Work instructions:
Repeat each record exactly. Any picture gets left out.

Stored records:
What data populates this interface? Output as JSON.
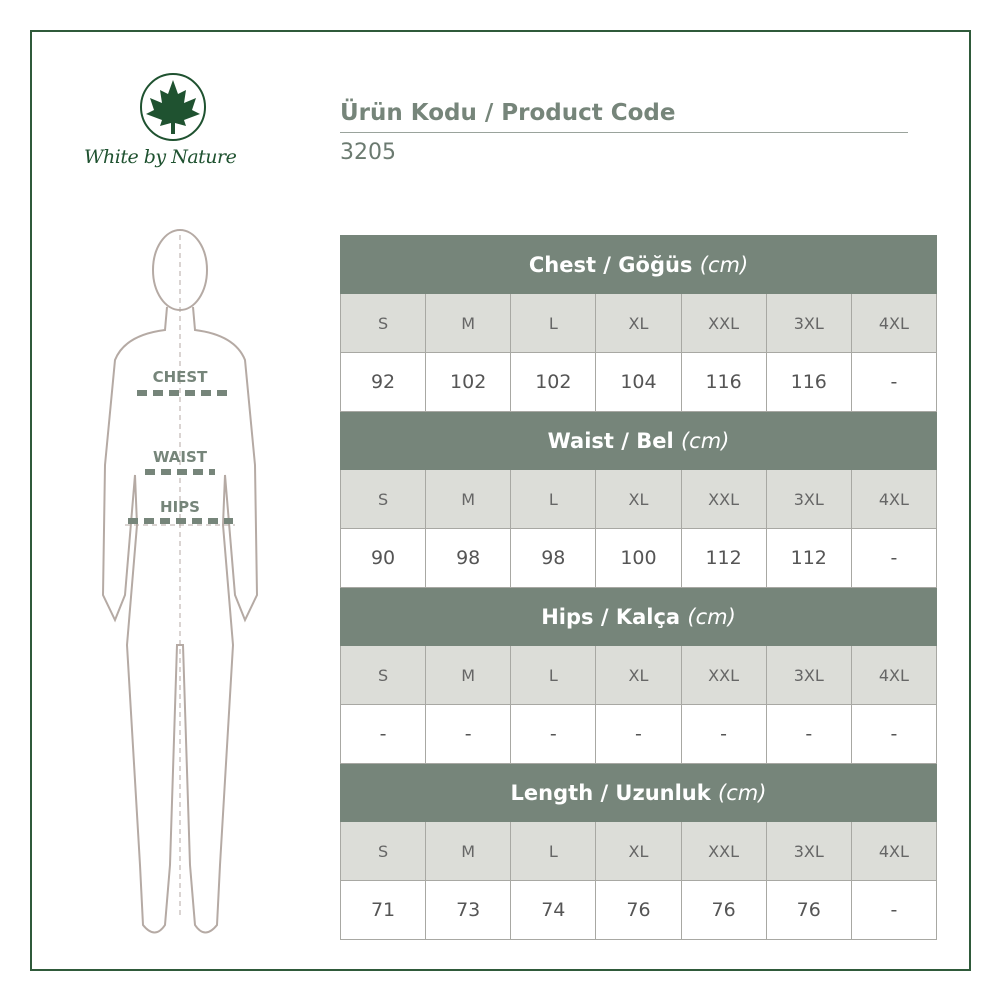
{
  "brand": {
    "name": "White by Nature",
    "color": "#1f5230"
  },
  "product": {
    "title": "Ürün Kodu / Product Code",
    "code": "3205"
  },
  "figure": {
    "labels": [
      "CHEST",
      "WAIST",
      "HIPS"
    ]
  },
  "colors": {
    "header": "#76857a",
    "size_row": "#dcddd8",
    "frame": "#2f5a3a"
  },
  "unit": "(cm)",
  "sizes": [
    "S",
    "M",
    "L",
    "XL",
    "XXL",
    "3XL",
    "4XL"
  ],
  "sections": [
    {
      "title": "Chest / Göğüs",
      "values": [
        "92",
        "102",
        "102",
        "104",
        "116",
        "116",
        "-"
      ]
    },
    {
      "title": "Waist / Bel",
      "values": [
        "90",
        "98",
        "98",
        "100",
        "112",
        "112",
        "-"
      ]
    },
    {
      "title": "Hips / Kalça",
      "values": [
        "-",
        "-",
        "-",
        "-",
        "-",
        "-",
        "-"
      ]
    },
    {
      "title": "Length / Uzunluk",
      "values": [
        "71",
        "73",
        "74",
        "76",
        "76",
        "76",
        "-"
      ]
    }
  ]
}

Exercise solution:
What data populates this interface? Output as JSON.
{
  "brand": {
    "name": "White by Nature",
    "color": "#1f5230"
  },
  "product": {
    "title": "Ürün Kodu / Product Code",
    "code": "3205"
  },
  "figure": {
    "labels": [
      "CHEST",
      "WAIST",
      "HIPS"
    ]
  },
  "colors": {
    "header": "#76857a",
    "size_row": "#dcddd8",
    "frame": "#2f5a3a"
  },
  "unit": "(cm)",
  "sizes": [
    "S",
    "M",
    "L",
    "XL",
    "XXL",
    "3XL",
    "4XL"
  ],
  "sections": [
    {
      "title": "Chest / Göğüs",
      "values": [
        "92",
        "102",
        "102",
        "104",
        "116",
        "116",
        "-"
      ]
    },
    {
      "title": "Waist / Bel",
      "values": [
        "90",
        "98",
        "98",
        "100",
        "112",
        "112",
        "-"
      ]
    },
    {
      "title": "Hips / Kalça",
      "values": [
        "-",
        "-",
        "-",
        "-",
        "-",
        "-",
        "-"
      ]
    },
    {
      "title": "Length / Uzunluk",
      "values": [
        "71",
        "73",
        "74",
        "76",
        "76",
        "76",
        "-"
      ]
    }
  ]
}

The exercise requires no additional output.